╭─ TRECHO DE ORIGEM

A nação para e ouve atentamente as corajosas palavras da fiel depositária dos sonhos, rumos e destinos de toda uma enorme nação. Cinquenta e cinco milhões de votos de um lado, cinqüenta e quatro milhões do outro.
(O outro é aquele outro que não aceita a derrota.)

As centrais sindicais, os movimentos sociais, os coletivos LGBTT, intelectuais, índios, povo quilombola, estudantes saem às ruas, tingindo de vermelho e multicor todas as ruas do Brasil. “Fica Dilma! Não vai ter golpe!”

O pronunciamento prossegue:

“Trabalhadores e trabalhadoras de minha pátria: quero agradecer-lhes a lealdade que sempre tiveram, a confiança que depositaram em uma mulher que foi apenas intérprete de grandes anseios de justiça, que empenhou sua palavra em que respeitaria a Constituição e a Lei, e assim o fez.
Dirijo-me a vocês, sobretudo à mulher simples de nossa terra, à camponesa que em nós acreditou, à mãe que soube de nossa preocupação com as crianças.”
(Sempre as crianças. Sempre. As crianças que programas sociais como o “Bolsa Família” ajudaram a salvar, ajudaram a manter na escola. )

Nota mental minha: não nos esqueçamos disso.

“Dirijo-me aos trabalhadores da Pátria, aos profissionais patriotas que continuaram defendendo esse projeto de governo contra a sedição auspiciada pelos interesses imperialistas, associações classistas que defendem os lucros de uma sociedade capitalista.”

“Dirijo-me à juventude, àqueles que cantaram “Dilma, coração valente” e deram sua alegria e seu espírito de luta.”

“Dirijo-me ao homem do Brasil, ao operário, ao camponês, ao intelectual, àqueles que serão perseguidos (e seremos), porque em nosso país o fascismo está há tempos presente; nos linchamentos incentivados por programas policialescos, nas execuções cometidas por grupos de extermínio formados por policiais que deveriam nos proteger, nos arroubos de intolerância praticados por gente que bate panelas e veste camisetas da entidade mais corrupta do esporte para desfilarem, inclusive nus, “contra a corrupção”.

“A História os julgará. A História nos julgará a todos.”

Ditas essas palavras, como que em um passe de mágica acontece uma “liga” em todo o tecido social que, outrora esgarçado e roto em vias de se romper, se fortaleceu em unidade.

╰─
╭─ MATERIAL EXTRAÍDO

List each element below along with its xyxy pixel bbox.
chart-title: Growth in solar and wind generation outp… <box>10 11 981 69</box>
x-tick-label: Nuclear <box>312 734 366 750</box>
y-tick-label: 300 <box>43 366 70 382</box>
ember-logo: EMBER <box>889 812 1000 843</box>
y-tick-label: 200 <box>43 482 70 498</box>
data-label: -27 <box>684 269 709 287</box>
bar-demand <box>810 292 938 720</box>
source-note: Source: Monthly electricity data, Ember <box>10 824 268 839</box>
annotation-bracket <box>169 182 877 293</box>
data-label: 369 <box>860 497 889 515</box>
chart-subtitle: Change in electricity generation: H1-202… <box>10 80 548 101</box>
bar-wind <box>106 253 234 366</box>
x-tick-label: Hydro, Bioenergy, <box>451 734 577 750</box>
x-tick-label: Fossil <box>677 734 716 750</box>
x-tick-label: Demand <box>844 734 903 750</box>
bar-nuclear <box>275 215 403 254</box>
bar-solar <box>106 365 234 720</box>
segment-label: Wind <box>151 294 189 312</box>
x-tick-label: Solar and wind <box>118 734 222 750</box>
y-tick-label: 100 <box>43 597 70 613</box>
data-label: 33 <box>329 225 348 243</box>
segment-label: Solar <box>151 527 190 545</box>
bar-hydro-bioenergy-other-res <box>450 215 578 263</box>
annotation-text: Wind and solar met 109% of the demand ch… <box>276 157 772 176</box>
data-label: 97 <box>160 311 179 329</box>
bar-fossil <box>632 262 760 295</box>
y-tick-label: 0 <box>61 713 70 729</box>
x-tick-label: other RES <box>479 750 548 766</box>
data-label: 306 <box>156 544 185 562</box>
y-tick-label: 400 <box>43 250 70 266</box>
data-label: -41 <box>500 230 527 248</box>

╰─

**REQUISITOS DAS TAREFAS**
A - De acordo com o trecho de origem, quantos votos houve de cada lado?
B - Atualize o trecho de origem, reescrevendo a parte que se inicia nas palavras que contêm "A nação para" e se encerra em "aceita a derrota.)", com "nação" substituído por "pátria".
As entradas não são necessárias para a execução do trabalho.

**SOLUÇÕES POR TAREFA**
A - Cinquenta e cinco milhões de votos de um lado e cinquenta e quatro milhões do outro.

B -
A pátria para e ouve atentamente as corajosas palavras da fiel depositária dos sonhos, rumos e destinos de toda uma enorme pátria. Cinquenta e cinco milhões de votos de um lado, cinqüenta e quatro milhões do outro.
(O outro é aquele outro que não aceita a derrota.)